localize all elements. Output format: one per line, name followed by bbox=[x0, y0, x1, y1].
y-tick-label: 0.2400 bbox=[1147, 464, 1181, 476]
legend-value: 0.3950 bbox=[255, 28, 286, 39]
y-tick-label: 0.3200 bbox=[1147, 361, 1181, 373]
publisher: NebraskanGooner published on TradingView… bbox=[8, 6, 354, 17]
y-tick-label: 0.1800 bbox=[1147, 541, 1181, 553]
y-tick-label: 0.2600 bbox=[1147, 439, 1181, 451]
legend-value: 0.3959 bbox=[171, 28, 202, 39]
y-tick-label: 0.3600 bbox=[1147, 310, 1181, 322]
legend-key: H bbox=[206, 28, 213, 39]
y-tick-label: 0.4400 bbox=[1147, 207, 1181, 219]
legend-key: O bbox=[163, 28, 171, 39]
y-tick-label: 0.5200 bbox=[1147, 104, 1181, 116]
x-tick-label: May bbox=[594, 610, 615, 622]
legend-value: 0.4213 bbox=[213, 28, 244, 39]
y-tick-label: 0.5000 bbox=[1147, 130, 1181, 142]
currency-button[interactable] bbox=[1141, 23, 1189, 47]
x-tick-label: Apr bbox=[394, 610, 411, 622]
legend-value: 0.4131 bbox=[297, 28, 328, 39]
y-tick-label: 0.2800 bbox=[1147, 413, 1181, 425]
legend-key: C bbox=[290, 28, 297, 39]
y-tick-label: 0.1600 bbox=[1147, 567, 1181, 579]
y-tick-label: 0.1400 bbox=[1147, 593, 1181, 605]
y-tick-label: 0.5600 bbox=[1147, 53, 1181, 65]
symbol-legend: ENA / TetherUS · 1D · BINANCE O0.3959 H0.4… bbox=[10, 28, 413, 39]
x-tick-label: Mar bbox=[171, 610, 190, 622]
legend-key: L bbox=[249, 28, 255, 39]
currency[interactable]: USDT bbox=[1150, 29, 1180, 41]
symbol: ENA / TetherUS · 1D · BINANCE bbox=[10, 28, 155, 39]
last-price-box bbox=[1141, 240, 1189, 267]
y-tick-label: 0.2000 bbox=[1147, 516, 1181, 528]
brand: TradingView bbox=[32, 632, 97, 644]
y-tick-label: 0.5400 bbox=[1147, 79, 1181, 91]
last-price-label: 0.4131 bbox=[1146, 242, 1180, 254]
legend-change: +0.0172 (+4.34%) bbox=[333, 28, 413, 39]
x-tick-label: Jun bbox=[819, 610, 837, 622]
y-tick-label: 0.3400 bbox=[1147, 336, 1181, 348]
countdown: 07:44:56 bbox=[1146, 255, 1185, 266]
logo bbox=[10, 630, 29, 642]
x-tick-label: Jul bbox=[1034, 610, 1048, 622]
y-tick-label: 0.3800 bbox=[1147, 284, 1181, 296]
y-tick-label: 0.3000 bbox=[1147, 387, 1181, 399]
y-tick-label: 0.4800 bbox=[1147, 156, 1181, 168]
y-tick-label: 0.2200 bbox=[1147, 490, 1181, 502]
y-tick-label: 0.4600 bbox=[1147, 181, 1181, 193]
•••••
Please return every line of the records above unchanged, in the same order.

FINISHED EXERCISE:
localize all elements. Output format: one per line, name followed by bbox=[x0, y0, x1, y1].
y-tick-label: 0.2400 bbox=[1147, 464, 1181, 476]
legend-value: 0.3950 bbox=[255, 28, 286, 39]
y-tick-label: 0.3200 bbox=[1147, 361, 1181, 373]
publisher: NebraskanGooner published on TradingView… bbox=[8, 6, 354, 17]
y-tick-label: 0.1800 bbox=[1147, 541, 1181, 553]
y-tick-label: 0.2600 bbox=[1147, 439, 1181, 451]
legend-value: 0.3959 bbox=[171, 28, 202, 39]
y-tick-label: 0.3600 bbox=[1147, 310, 1181, 322]
legend-key: H bbox=[206, 28, 213, 39]
y-tick-label: 0.4400 bbox=[1147, 207, 1181, 219]
legend-key: O bbox=[163, 28, 171, 39]
y-tick-label: 0.5200 bbox=[1147, 104, 1181, 116]
x-tick-label: May bbox=[594, 610, 615, 622]
legend-value: 0.4213 bbox=[213, 28, 244, 39]
y-tick-label: 0.5000 bbox=[1147, 130, 1181, 142]
currency-button[interactable] bbox=[1141, 23, 1189, 47]
x-tick-label: Apr bbox=[394, 610, 411, 622]
legend-value: 0.4131 bbox=[297, 28, 328, 39]
y-tick-label: 0.2800 bbox=[1147, 413, 1181, 425]
legend-key: C bbox=[290, 28, 297, 39]
y-tick-label: 0.1600 bbox=[1147, 567, 1181, 579]
y-tick-label: 0.1400 bbox=[1147, 593, 1181, 605]
y-tick-label: 0.5600 bbox=[1147, 53, 1181, 65]
symbol-legend: ENA / TetherUS · 1D · BINANCE O0.3959 H0.4… bbox=[10, 28, 413, 39]
x-tick-label: Mar bbox=[171, 610, 190, 622]
legend-key: L bbox=[249, 28, 255, 39]
currency[interactable]: USDT bbox=[1150, 29, 1180, 41]
symbol: ENA / TetherUS · 1D · BINANCE bbox=[10, 28, 155, 39]
last-price-box bbox=[1141, 240, 1189, 267]
y-tick-label: 0.2000 bbox=[1147, 516, 1181, 528]
brand: TradingView bbox=[32, 632, 97, 644]
y-tick-label: 0.5400 bbox=[1147, 79, 1181, 91]
last-price-label: 0.4131 bbox=[1146, 242, 1180, 254]
legend-change: +0.0172 (+4.34%) bbox=[333, 28, 413, 39]
x-tick-label: Jun bbox=[819, 610, 837, 622]
y-tick-label: 0.3400 bbox=[1147, 336, 1181, 348]
countdown: 07:44:56 bbox=[1146, 255, 1185, 266]
logo bbox=[10, 630, 29, 642]
x-tick-label: Jul bbox=[1034, 610, 1048, 622]
y-tick-label: 0.3800 bbox=[1147, 284, 1181, 296]
y-tick-label: 0.3000 bbox=[1147, 387, 1181, 399]
y-tick-label: 0.4800 bbox=[1147, 156, 1181, 168]
y-tick-label: 0.2200 bbox=[1147, 490, 1181, 502]
y-tick-label: 0.4600 bbox=[1147, 181, 1181, 193]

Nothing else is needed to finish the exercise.